##### The records

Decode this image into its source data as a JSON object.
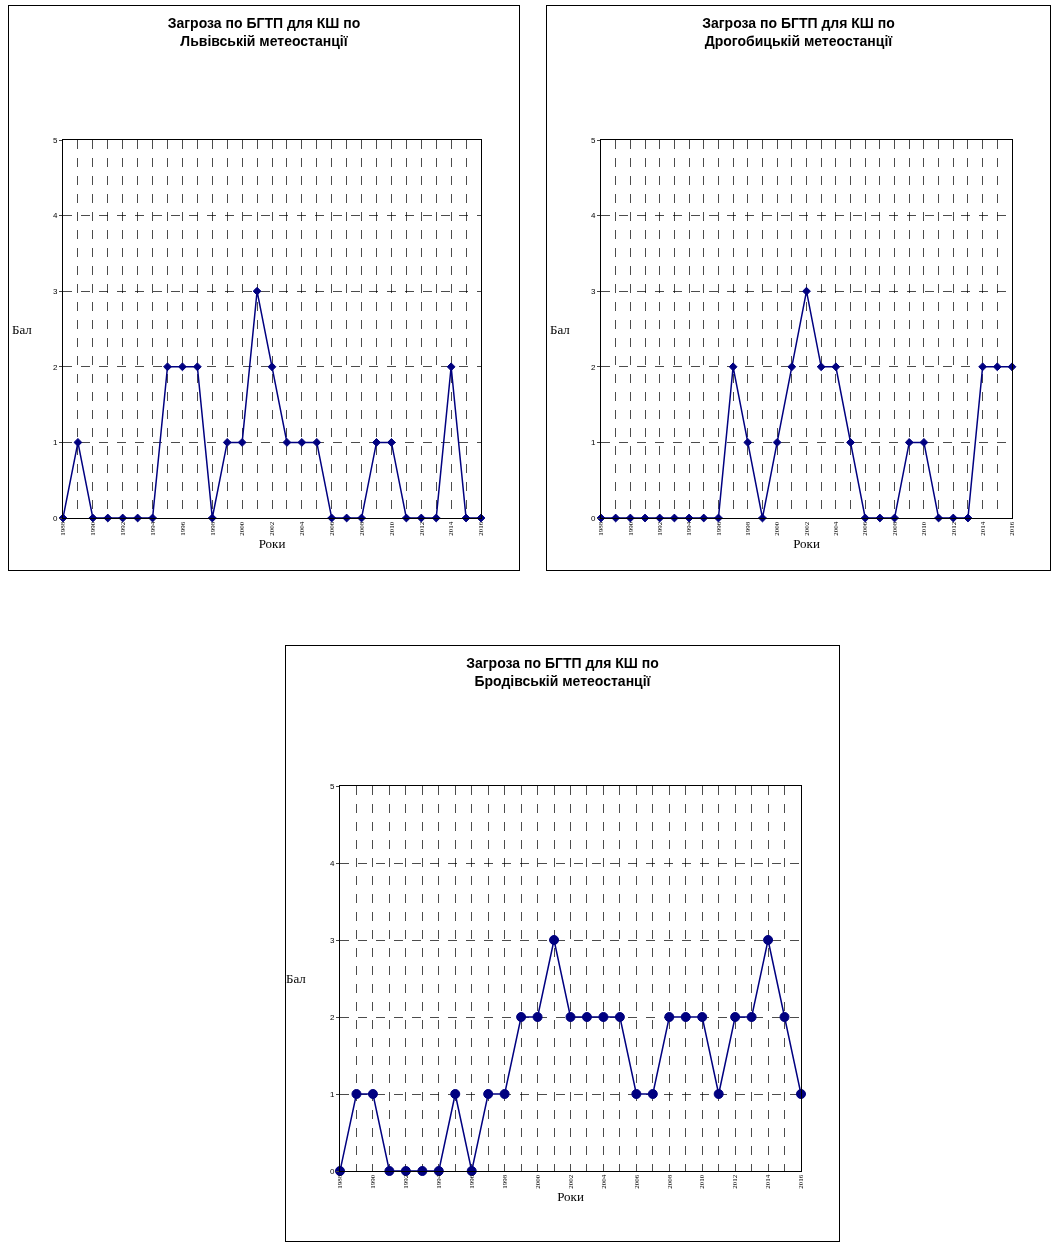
{
  "chart_data": [
    {
      "type": "line",
      "title": "Загроза по БГТП для КШ по\nЛьвівській метеостанції",
      "xlabel": "Роки",
      "ylabel": "Бал",
      "x": [
        1988,
        1989,
        1990,
        1991,
        1992,
        1993,
        1994,
        1995,
        1996,
        1997,
        1998,
        1999,
        2000,
        2001,
        2002,
        2003,
        2004,
        2005,
        2006,
        2007,
        2008,
        2009,
        2010,
        2011,
        2012,
        2013,
        2014,
        2015,
        2016
      ],
      "series": [
        {
          "color": "#000080",
          "values": [
            0,
            1,
            0,
            0,
            0,
            0,
            0,
            2,
            2,
            2,
            0,
            1,
            1,
            3,
            2,
            1,
            1,
            1,
            0,
            0,
            0,
            1,
            1,
            0,
            0,
            0,
            2,
            0,
            0
          ]
        }
      ],
      "xlim": [
        1988,
        2016
      ],
      "xticks": [
        1988,
        {
          "value": 1989,
          "label": null
        },
        1990,
        {
          "value": 1991,
          "label": null
        },
        1992,
        {
          "value": 1993,
          "label": null
        },
        1994,
        {
          "value": 1995,
          "label": null
        },
        1996,
        {
          "value": 1997,
          "label": null
        },
        1998,
        {
          "value": 1999,
          "label": null
        },
        2000,
        {
          "value": 2001,
          "label": null
        },
        2002,
        {
          "value": 2003,
          "label": null
        },
        2004,
        {
          "value": 2005,
          "label": null
        },
        2006,
        {
          "value": 2007,
          "label": null
        },
        2008,
        {
          "value": 2009,
          "label": null
        },
        2010,
        {
          "value": 2011,
          "label": null
        },
        2012,
        {
          "value": 2013,
          "label": null
        },
        2014,
        {
          "value": 2015,
          "label": null
        },
        2016
      ],
      "ylim": [
        0,
        5
      ],
      "yticks": [
        0,
        1,
        2,
        3,
        4,
        5
      ],
      "grid": true,
      "marker": "diamond",
      "line_style": "solid"
    },
    {
      "type": "line",
      "title": "Загроза по БГТП для КШ по\nДрогобицькій метеостанції",
      "xlabel": "Роки",
      "ylabel": "Бал",
      "x": [
        1988,
        1989,
        1990,
        1991,
        1992,
        1993,
        1994,
        1995,
        1996,
        1997,
        1998,
        1999,
        2000,
        2001,
        2002,
        2003,
        2004,
        2005,
        2006,
        2007,
        2008,
        2009,
        2010,
        2011,
        2012,
        2013,
        2014,
        2015,
        2016
      ],
      "series": [
        {
          "color": "#000080",
          "values": [
            0,
            0,
            0,
            0,
            0,
            0,
            0,
            0,
            0,
            2,
            1,
            0,
            1,
            2,
            3,
            2,
            2,
            1,
            0,
            0,
            0,
            1,
            1,
            0,
            0,
            0,
            2,
            2,
            2
          ]
        }
      ],
      "xlim": [
        1988,
        2016
      ],
      "xticks": [
        1988,
        {
          "value": 1989,
          "label": null
        },
        1990,
        {
          "value": 1991,
          "label": null
        },
        1992,
        {
          "value": 1993,
          "label": null
        },
        1994,
        {
          "value": 1995,
          "label": null
        },
        1996,
        {
          "value": 1997,
          "label": null
        },
        1998,
        {
          "value": 1999,
          "label": null
        },
        2000,
        {
          "value": 2001,
          "label": null
        },
        2002,
        {
          "value": 2003,
          "label": null
        },
        2004,
        {
          "value": 2005,
          "label": null
        },
        2006,
        {
          "value": 2007,
          "label": null
        },
        2008,
        {
          "value": 2009,
          "label": null
        },
        2010,
        {
          "value": 2011,
          "label": null
        },
        2012,
        {
          "value": 2013,
          "label": null
        },
        2014,
        {
          "value": 2015,
          "label": null
        },
        2016
      ],
      "ylim": [
        0,
        5
      ],
      "yticks": [
        0,
        1,
        2,
        3,
        4,
        5
      ],
      "grid": true,
      "marker": "diamond",
      "line_style": "solid"
    },
    {
      "type": "line",
      "title": "Загроза по БГТП для КШ по\nБродівській метеостанції",
      "xlabel": "Роки",
      "ylabel": "Бал",
      "x": [
        1988,
        1989,
        1990,
        1991,
        1992,
        1993,
        1994,
        1995,
        1996,
        1997,
        1998,
        1999,
        2000,
        2001,
        2002,
        2003,
        2004,
        2005,
        2006,
        2007,
        2008,
        2009,
        2010,
        2011,
        2012,
        2013,
        2014,
        2015,
        2016
      ],
      "series": [
        {
          "color": "#000080",
          "values": [
            0,
            1,
            1,
            0,
            0,
            0,
            0,
            1,
            0,
            1,
            1,
            2,
            2,
            3,
            2,
            2,
            2,
            2,
            1,
            1,
            2,
            2,
            2,
            1,
            2,
            2,
            3,
            2,
            1
          ]
        }
      ],
      "xlim": [
        1988,
        2016
      ],
      "xticks": [
        1988,
        {
          "value": 1989,
          "label": null
        },
        1990,
        {
          "value": 1991,
          "label": null
        },
        1992,
        {
          "value": 1993,
          "label": null
        },
        1994,
        {
          "value": 1995,
          "label": null
        },
        1996,
        {
          "value": 1997,
          "label": null
        },
        1998,
        {
          "value": 1999,
          "label": null
        },
        2000,
        {
          "value": 2001,
          "label": null
        },
        2002,
        {
          "value": 2003,
          "label": null
        },
        2004,
        {
          "value": 2005,
          "label": null
        },
        2006,
        {
          "value": 2007,
          "label": null
        },
        2008,
        {
          "value": 2009,
          "label": null
        },
        2010,
        {
          "value": 2011,
          "label": null
        },
        2012,
        {
          "value": 2013,
          "label": null
        },
        2014,
        {
          "value": 2015,
          "label": null
        },
        2016
      ],
      "ylim": [
        0,
        5
      ],
      "yticks": [
        0,
        1,
        2,
        3,
        4,
        5
      ],
      "grid": true,
      "marker": "circle",
      "line_style": "solid"
    }
  ]
}
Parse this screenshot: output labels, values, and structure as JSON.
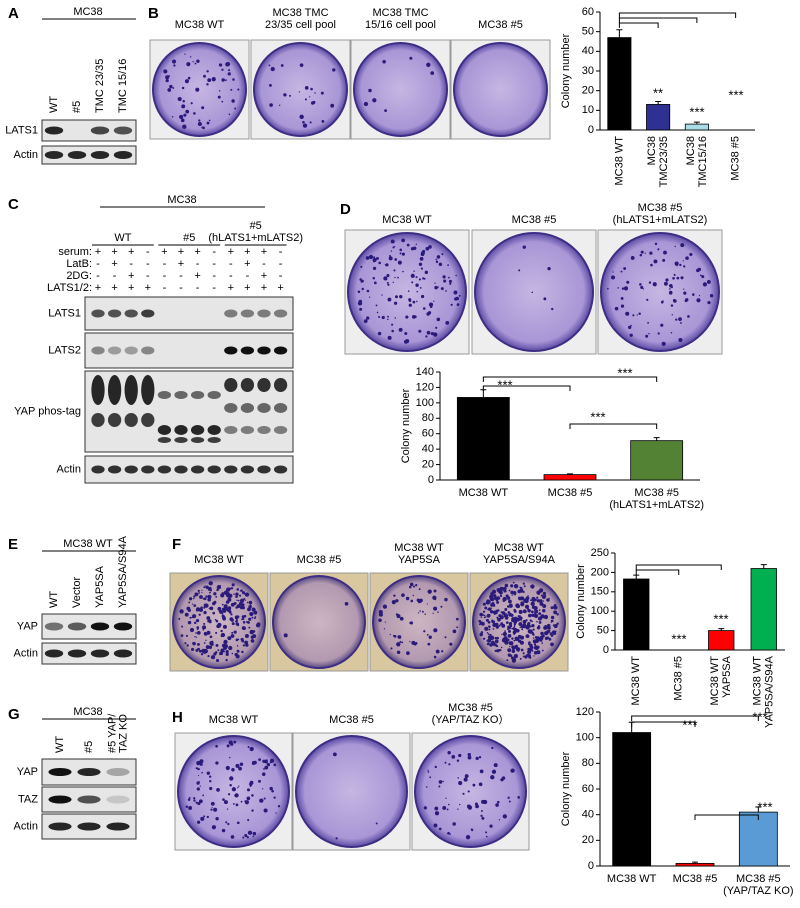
{
  "panels": {
    "A": {
      "label": "A",
      "header": "MC38",
      "lanes": [
        [
          "WT"
        ],
        [
          "#5"
        ],
        [
          "TMC 23/35"
        ],
        [
          "TMC 15/16"
        ]
      ],
      "rows": [
        "LATS1",
        "Actin"
      ]
    },
    "B": {
      "label": "B",
      "plates": [
        [
          "MC38 WT"
        ],
        [
          "MC38 TMC",
          "23/35 cell pool"
        ],
        [
          "MC38  TMC",
          "15/16 cell pool"
        ],
        [
          "MC38 #5"
        ]
      ]
    },
    "C": {
      "label": "C",
      "header": "MC38",
      "groups": [
        [
          "WT"
        ],
        [
          "#5"
        ],
        [
          "#5",
          "(hLATS1+mLATS2)"
        ]
      ],
      "conditions": [
        {
          "name": "serum:",
          "signs": [
            "+",
            "+",
            "+",
            "-",
            "+",
            "+",
            "+",
            "-",
            "+",
            "+",
            "+",
            "-"
          ]
        },
        {
          "name": "LatB:",
          "signs": [
            "-",
            "+",
            "-",
            "-",
            "-",
            "+",
            "-",
            "-",
            "-",
            "+",
            "-",
            "-"
          ]
        },
        {
          "name": "2DG:",
          "signs": [
            "-",
            "-",
            "+",
            "-",
            "-",
            "-",
            "+",
            "-",
            "-",
            "-",
            "+",
            "-"
          ]
        },
        {
          "name": "LATS1/2:",
          "signs": [
            "+",
            "+",
            "+",
            "+",
            "-",
            "-",
            "-",
            "-",
            "+",
            "+",
            "+",
            "+"
          ]
        }
      ],
      "rows": [
        "LATS1",
        "LATS2",
        "YAP phos-tag",
        "Actin"
      ]
    },
    "D": {
      "label": "D",
      "plates": [
        [
          "MC38 WT"
        ],
        [
          "MC38 #5"
        ],
        [
          "MC38  #5",
          "(hLATS1+mLATS2)"
        ]
      ]
    },
    "E": {
      "label": "E",
      "header": "MC38 WT",
      "lanes": [
        [
          "WT"
        ],
        [
          "Vector"
        ],
        [
          "YAP5SA"
        ],
        [
          "YAP5SA/S94A"
        ]
      ],
      "rows": [
        "YAP",
        "Actin"
      ]
    },
    "F": {
      "label": "F",
      "plates": [
        [
          "MC38 WT"
        ],
        [
          "MC38 #5"
        ],
        [
          "MC38 WT",
          "YAP5SA"
        ],
        [
          "MC38 WT",
          "YAP5SA/S94A"
        ]
      ]
    },
    "G": {
      "label": "G",
      "header": "MC38",
      "lanes": [
        [
          "WT"
        ],
        [
          "#5"
        ],
        [
          "#5 YAP/",
          "TAZ KO"
        ]
      ],
      "rows": [
        "YAP",
        "TAZ",
        "Actin"
      ]
    },
    "H": {
      "label": "H",
      "plates": [
        [
          "MC38 WT"
        ],
        [
          "MC38 #5"
        ],
        [
          "MC38 #5",
          "(YAP/TAZ KO）"
        ]
      ]
    }
  },
  "chart_data": [
    {
      "type": "bar",
      "ylabel": "Colony number",
      "categories": [
        [
          "MC38 WT"
        ],
        [
          "MC38",
          "TMC23/35"
        ],
        [
          "MC38",
          "TMC15/16"
        ],
        [
          "MC38 #5"
        ]
      ],
      "values": [
        47,
        13,
        3,
        0
      ],
      "errors": [
        4,
        1.5,
        1,
        0
      ],
      "colors": [
        "#000000",
        "#2e3192",
        "#a8dce6",
        "#ffffff"
      ],
      "ylim": [
        0,
        60
      ],
      "yticks": [
        0,
        10,
        20,
        30,
        40,
        50,
        60
      ],
      "annotations": [
        "**",
        "***",
        "***"
      ]
    },
    {
      "type": "bar",
      "ylabel": "Colony number",
      "categories": [
        [
          "MC38 WT"
        ],
        [
          "MC38 #5"
        ],
        [
          "MC38 #5",
          "(hLATS1+mLATS2)"
        ]
      ],
      "values": [
        107,
        7,
        51
      ],
      "errors": [
        10,
        1,
        4
      ],
      "colors": [
        "#000000",
        "#ff0000",
        "#548235"
      ],
      "ylim": [
        0,
        140
      ],
      "yticks": [
        0,
        20,
        40,
        60,
        80,
        100,
        120,
        140
      ],
      "annotations": [
        "***",
        "***",
        "***"
      ]
    },
    {
      "type": "bar",
      "ylabel": "Colony number",
      "categories": [
        [
          "MC38 WT"
        ],
        [
          "MC38 #5"
        ],
        [
          "MC38 WT",
          "YAP5SA"
        ],
        [
          "MC38 WT",
          "YAP5SA/S94A"
        ]
      ],
      "values": [
        183,
        0,
        50,
        210
      ],
      "errors": [
        10,
        0,
        5,
        10
      ],
      "colors": [
        "#000000",
        "#ffffff",
        "#ff0000",
        "#00b050"
      ],
      "ylim": [
        0,
        250
      ],
      "yticks": [
        0,
        50,
        100,
        150,
        200,
        250
      ],
      "annotations": [
        "***",
        "***"
      ]
    },
    {
      "type": "bar",
      "ylabel": "Colony number",
      "categories": [
        [
          "MC38 WT"
        ],
        [
          "MC38 #5"
        ],
        [
          "MC38 #5",
          "(YAP/TAZ KO)"
        ]
      ],
      "values": [
        104,
        2,
        42
      ],
      "errors": [
        8,
        1,
        4
      ],
      "colors": [
        "#000000",
        "#ff0000",
        "#5b9bd5"
      ],
      "ylim": [
        0,
        120
      ],
      "yticks": [
        0,
        20,
        40,
        60,
        80,
        100,
        120
      ],
      "annotations": [
        "***",
        "***",
        "***"
      ]
    }
  ]
}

##########

> [The problem] Search the entries for the string "this" and collect each line that has it.

> [Task solution]
Decode this image into its source data as a JSON object.
Parse this screenshot: output labels, values, and structure as JSON.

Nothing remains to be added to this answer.